>> Start Supplied records
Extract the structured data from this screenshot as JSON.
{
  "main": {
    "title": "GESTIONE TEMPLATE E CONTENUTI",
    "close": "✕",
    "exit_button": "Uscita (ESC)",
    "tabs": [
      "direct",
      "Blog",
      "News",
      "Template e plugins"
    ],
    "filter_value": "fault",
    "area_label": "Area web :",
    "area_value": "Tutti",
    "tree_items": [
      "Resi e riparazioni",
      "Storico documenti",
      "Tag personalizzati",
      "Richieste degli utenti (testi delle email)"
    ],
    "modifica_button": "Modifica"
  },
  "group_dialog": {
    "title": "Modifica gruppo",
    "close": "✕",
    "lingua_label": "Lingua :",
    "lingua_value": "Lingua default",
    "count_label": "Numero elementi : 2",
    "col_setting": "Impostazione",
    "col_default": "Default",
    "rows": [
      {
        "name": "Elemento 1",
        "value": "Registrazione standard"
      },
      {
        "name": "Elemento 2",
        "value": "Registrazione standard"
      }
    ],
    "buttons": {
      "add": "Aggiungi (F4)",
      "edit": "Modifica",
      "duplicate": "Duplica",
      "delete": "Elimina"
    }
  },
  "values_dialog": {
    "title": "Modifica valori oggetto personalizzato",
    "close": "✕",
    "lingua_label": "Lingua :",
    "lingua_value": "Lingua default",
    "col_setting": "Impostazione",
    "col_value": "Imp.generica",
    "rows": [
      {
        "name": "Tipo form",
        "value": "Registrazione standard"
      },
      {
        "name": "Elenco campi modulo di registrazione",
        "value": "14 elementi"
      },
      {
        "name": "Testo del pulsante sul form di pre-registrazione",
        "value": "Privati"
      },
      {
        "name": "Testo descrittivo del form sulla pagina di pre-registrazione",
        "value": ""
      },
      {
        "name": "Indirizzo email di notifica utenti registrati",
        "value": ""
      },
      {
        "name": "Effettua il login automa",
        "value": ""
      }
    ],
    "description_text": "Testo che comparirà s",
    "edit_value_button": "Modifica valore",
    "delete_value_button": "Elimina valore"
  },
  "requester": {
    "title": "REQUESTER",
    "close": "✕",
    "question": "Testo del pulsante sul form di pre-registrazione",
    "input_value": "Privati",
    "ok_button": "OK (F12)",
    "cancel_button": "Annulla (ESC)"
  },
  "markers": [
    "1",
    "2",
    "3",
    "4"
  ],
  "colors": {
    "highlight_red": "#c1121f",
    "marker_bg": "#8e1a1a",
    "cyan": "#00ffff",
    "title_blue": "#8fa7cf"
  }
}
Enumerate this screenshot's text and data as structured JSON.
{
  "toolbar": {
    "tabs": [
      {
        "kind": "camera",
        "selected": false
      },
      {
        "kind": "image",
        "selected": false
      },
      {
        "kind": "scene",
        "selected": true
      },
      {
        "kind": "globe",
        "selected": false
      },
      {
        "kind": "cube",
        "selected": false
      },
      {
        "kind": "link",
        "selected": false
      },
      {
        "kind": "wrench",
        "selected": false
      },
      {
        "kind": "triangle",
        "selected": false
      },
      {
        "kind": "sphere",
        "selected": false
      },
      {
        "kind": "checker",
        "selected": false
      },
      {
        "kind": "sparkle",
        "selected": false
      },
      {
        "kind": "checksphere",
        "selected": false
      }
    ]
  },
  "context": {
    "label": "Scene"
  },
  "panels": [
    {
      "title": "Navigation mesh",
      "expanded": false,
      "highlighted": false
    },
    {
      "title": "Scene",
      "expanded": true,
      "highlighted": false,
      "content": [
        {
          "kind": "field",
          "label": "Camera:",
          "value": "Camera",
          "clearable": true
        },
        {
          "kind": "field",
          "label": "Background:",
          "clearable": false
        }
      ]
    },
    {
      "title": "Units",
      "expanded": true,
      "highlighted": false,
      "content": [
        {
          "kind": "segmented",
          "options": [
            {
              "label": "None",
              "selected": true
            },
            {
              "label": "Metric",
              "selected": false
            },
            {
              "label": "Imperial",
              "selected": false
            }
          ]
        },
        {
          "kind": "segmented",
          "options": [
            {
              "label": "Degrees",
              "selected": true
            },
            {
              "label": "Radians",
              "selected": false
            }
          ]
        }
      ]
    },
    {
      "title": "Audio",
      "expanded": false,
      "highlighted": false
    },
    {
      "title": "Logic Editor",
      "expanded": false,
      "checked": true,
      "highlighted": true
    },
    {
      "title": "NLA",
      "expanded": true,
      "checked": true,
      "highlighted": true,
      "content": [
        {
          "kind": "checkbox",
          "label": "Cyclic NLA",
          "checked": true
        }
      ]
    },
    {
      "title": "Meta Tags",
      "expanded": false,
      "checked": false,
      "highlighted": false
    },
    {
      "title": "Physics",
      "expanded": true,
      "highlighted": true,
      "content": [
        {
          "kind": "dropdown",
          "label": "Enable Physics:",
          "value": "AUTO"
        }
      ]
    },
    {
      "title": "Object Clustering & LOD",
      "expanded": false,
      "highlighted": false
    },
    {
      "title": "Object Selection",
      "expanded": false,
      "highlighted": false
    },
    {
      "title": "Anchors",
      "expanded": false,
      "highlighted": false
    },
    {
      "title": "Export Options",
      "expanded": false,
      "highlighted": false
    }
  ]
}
>> End Supplied records
Your objective » Count every line in the entries above where the word "screenshot" appears; respond with the number alone.

Exercise output » 2